▶ _Task requirements_
Could you write out the records below exactly as they appear, leaving out any pictures?

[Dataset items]
----

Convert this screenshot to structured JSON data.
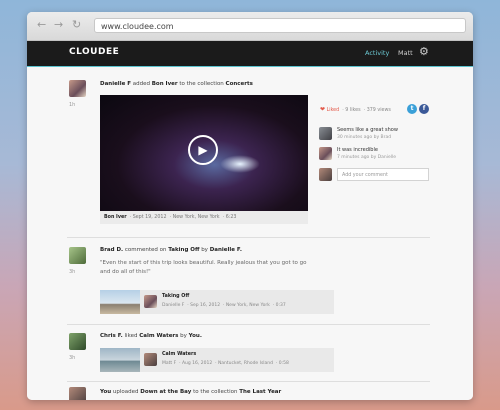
{
  "browser": {
    "url": "www.cloudee.com",
    "back_icon": "arrow-left-icon",
    "forward_icon": "arrow-right-icon",
    "reload_icon": "reload-icon"
  },
  "app": {
    "logo": "CLOUDEE",
    "nav_activity": "Activity",
    "nav_user": "Matt",
    "accent_color": "#5cc3cf"
  },
  "feed": {
    "post1": {
      "user": "Danielle F",
      "action": "added",
      "item": "Bon Iver",
      "mid": "to the collection",
      "collection": "Concerts",
      "time": "1h",
      "caption_title": "Bon Iver",
      "caption_date": "Sept 19, 2012",
      "caption_place": "New York, New York",
      "caption_duration": "6:23",
      "liked_label": "Liked",
      "likes": "9 likes",
      "views": "379 views",
      "comments": [
        {
          "text": "Seems like a great show",
          "meta": "30 minutes ago by Brad"
        },
        {
          "text": "It was incredible",
          "meta": "7 minutes ago by Danielle"
        }
      ],
      "comment_placeholder": "Add your comment"
    },
    "post2": {
      "user": "Brad D.",
      "action": "commented on",
      "item": "Taking Off",
      "mid": "by",
      "owner": "Danielle F.",
      "time": "3h",
      "quote": "\"Even the start of this trip looks beautiful. Really jealous that you got to go and do all of this!\"",
      "card_title": "Taking Off",
      "card_user": "Danielle F",
      "card_date": "Sep 16, 2012",
      "card_place": "New York, New York",
      "card_duration": "0:37"
    },
    "post3": {
      "user": "Chris F.",
      "action": "liked",
      "item": "Calm Waters",
      "mid": "by",
      "owner": "You.",
      "time": "3h",
      "card_title": "Calm Waters",
      "card_user": "Matt F",
      "card_date": "Aug 16, 2012",
      "card_place": "Nantucket, Rhode Island",
      "card_duration": "0:58"
    },
    "post4": {
      "user": "You",
      "action": "uploaded",
      "item": "Down at the Bay",
      "mid": "to the collection",
      "collection": "The Last Year"
    }
  }
}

----

▶ _Correct response_
Convert this screenshot to structured JSON data.
{
  "browser": {
    "url": "www.cloudee.com",
    "back_icon": "arrow-left-icon",
    "forward_icon": "arrow-right-icon",
    "reload_icon": "reload-icon"
  },
  "app": {
    "logo": "CLOUDEE",
    "nav_activity": "Activity",
    "nav_user": "Matt",
    "accent_color": "#5cc3cf"
  },
  "feed": {
    "post1": {
      "user": "Danielle F",
      "action": "added",
      "item": "Bon Iver",
      "mid": "to the collection",
      "collection": "Concerts",
      "time": "1h",
      "caption_title": "Bon Iver",
      "caption_date": "Sept 19, 2012",
      "caption_place": "New York, New York",
      "caption_duration": "6:23",
      "liked_label": "Liked",
      "likes": "9 likes",
      "views": "379 views",
      "comments": [
        {
          "text": "Seems like a great show",
          "meta": "30 minutes ago by Brad"
        },
        {
          "text": "It was incredible",
          "meta": "7 minutes ago by Danielle"
        }
      ],
      "comment_placeholder": "Add your comment"
    },
    "post2": {
      "user": "Brad D.",
      "action": "commented on",
      "item": "Taking Off",
      "mid": "by",
      "owner": "Danielle F.",
      "time": "3h",
      "quote": "\"Even the start of this trip looks beautiful. Really jealous that you got to go and do all of this!\"",
      "card_title": "Taking Off",
      "card_user": "Danielle F",
      "card_date": "Sep 16, 2012",
      "card_place": "New York, New York",
      "card_duration": "0:37"
    },
    "post3": {
      "user": "Chris F.",
      "action": "liked",
      "item": "Calm Waters",
      "mid": "by",
      "owner": "You.",
      "time": "3h",
      "card_title": "Calm Waters",
      "card_user": "Matt F",
      "card_date": "Aug 16, 2012",
      "card_place": "Nantucket, Rhode Island",
      "card_duration": "0:58"
    },
    "post4": {
      "user": "You",
      "action": "uploaded",
      "item": "Down at the Bay",
      "mid": "to the collection",
      "collection": "The Last Year"
    }
  }
}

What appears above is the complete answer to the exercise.